--- begin ---

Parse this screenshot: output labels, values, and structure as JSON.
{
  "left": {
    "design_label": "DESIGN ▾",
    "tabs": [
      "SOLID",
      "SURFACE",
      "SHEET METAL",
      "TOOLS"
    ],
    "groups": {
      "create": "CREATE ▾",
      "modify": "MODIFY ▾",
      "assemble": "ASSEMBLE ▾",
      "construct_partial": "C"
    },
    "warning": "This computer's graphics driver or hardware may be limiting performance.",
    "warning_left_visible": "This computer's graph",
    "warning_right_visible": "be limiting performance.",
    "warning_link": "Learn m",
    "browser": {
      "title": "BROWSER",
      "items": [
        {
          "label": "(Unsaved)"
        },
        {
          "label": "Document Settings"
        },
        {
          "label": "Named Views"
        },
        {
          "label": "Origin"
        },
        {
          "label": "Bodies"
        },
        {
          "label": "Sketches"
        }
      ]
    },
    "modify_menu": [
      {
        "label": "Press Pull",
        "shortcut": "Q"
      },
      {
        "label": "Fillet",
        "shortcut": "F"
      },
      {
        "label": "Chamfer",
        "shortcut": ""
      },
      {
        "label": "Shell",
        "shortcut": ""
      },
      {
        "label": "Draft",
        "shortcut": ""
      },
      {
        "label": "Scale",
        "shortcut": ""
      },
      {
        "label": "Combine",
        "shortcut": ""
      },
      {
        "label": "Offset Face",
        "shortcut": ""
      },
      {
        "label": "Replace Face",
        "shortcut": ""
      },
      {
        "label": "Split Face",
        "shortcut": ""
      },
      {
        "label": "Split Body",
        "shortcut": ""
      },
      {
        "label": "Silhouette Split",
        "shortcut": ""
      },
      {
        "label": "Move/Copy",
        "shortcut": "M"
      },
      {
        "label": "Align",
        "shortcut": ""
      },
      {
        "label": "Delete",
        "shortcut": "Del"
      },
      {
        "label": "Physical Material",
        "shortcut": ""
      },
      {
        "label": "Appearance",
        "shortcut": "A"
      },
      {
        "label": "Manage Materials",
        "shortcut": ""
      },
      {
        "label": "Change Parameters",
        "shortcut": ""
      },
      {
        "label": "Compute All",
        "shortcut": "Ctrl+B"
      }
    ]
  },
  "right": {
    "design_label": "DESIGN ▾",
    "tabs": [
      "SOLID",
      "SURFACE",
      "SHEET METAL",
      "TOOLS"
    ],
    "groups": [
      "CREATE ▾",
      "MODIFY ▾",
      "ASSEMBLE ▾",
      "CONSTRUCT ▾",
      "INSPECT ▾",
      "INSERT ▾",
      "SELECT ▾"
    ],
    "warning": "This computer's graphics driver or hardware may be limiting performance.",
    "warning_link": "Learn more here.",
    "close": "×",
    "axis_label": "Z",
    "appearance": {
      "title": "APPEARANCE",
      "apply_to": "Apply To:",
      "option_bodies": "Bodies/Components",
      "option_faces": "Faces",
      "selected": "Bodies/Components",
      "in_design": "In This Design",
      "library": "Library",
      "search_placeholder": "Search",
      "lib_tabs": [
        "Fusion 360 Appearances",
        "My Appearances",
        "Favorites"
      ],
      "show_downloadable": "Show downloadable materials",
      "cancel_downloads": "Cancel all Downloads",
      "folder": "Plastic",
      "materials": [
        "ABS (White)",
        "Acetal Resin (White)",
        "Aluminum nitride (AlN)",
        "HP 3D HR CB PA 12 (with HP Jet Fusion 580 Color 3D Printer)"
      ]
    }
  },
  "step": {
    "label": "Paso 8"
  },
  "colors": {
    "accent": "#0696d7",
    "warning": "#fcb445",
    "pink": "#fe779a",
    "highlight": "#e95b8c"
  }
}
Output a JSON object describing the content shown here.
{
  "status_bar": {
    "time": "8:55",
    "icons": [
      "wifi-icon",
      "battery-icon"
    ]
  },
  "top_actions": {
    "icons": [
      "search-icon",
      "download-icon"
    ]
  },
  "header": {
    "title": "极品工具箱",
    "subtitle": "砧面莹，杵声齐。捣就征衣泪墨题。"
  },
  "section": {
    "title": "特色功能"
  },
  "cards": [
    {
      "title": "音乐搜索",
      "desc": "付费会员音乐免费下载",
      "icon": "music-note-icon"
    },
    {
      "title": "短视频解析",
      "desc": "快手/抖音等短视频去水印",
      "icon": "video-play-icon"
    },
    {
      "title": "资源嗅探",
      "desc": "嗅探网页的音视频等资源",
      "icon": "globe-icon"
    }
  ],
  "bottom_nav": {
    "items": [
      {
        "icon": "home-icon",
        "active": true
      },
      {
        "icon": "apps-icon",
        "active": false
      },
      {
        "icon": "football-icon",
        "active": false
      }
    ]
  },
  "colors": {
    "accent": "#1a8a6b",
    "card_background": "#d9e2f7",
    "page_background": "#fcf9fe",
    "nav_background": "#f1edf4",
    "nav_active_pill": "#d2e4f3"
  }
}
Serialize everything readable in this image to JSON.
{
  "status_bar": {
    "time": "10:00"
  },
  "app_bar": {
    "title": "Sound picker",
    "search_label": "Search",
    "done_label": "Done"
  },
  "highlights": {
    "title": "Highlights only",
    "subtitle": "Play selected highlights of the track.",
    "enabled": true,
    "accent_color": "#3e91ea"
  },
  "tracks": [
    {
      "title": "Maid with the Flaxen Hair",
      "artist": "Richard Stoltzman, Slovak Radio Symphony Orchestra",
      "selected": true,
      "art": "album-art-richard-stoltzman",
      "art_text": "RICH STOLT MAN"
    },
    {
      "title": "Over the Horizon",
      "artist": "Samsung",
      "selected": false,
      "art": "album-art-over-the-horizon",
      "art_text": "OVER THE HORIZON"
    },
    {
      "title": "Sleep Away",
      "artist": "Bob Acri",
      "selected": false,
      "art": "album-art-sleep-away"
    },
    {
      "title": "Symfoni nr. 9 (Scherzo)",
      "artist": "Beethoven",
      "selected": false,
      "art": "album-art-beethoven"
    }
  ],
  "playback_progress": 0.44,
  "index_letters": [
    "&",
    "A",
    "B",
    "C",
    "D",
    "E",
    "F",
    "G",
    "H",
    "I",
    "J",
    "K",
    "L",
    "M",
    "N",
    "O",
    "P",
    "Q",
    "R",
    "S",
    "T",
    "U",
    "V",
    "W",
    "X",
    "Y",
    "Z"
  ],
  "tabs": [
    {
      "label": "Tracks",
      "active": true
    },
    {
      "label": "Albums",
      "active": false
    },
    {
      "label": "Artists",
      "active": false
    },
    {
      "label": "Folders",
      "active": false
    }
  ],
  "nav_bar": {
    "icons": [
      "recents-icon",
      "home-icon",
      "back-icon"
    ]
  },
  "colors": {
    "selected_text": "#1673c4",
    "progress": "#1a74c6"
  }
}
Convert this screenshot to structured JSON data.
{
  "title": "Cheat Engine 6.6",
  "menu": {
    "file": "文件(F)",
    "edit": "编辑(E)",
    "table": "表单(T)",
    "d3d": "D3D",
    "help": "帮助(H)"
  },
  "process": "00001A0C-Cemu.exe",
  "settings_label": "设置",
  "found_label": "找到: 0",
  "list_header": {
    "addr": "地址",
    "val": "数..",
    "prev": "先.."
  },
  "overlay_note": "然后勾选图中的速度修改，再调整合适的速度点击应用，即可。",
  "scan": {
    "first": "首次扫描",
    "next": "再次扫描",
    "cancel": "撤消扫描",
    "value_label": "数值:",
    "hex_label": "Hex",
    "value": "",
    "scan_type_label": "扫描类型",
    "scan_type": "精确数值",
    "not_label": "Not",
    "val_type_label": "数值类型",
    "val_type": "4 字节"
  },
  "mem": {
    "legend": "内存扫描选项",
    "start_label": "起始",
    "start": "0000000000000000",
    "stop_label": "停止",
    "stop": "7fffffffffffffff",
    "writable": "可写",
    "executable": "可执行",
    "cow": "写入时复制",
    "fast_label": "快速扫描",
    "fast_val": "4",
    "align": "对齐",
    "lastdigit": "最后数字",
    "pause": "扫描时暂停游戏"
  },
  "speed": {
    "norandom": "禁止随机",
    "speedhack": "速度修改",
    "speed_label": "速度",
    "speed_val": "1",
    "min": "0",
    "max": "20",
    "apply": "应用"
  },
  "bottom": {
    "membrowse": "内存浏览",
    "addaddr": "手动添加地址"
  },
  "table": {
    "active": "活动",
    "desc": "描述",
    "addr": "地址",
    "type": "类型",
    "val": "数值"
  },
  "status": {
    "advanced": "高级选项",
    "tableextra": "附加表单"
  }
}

--- end ---

Read through the entries and copy every line that includes "JSON".

THE ANSWER>
Parse this screenshot: output labels, values, and structure as JSON.
Output a JSON object describing the content shown here.
Serialize everything readable in this image to JSON.
Convert this screenshot to structured JSON data.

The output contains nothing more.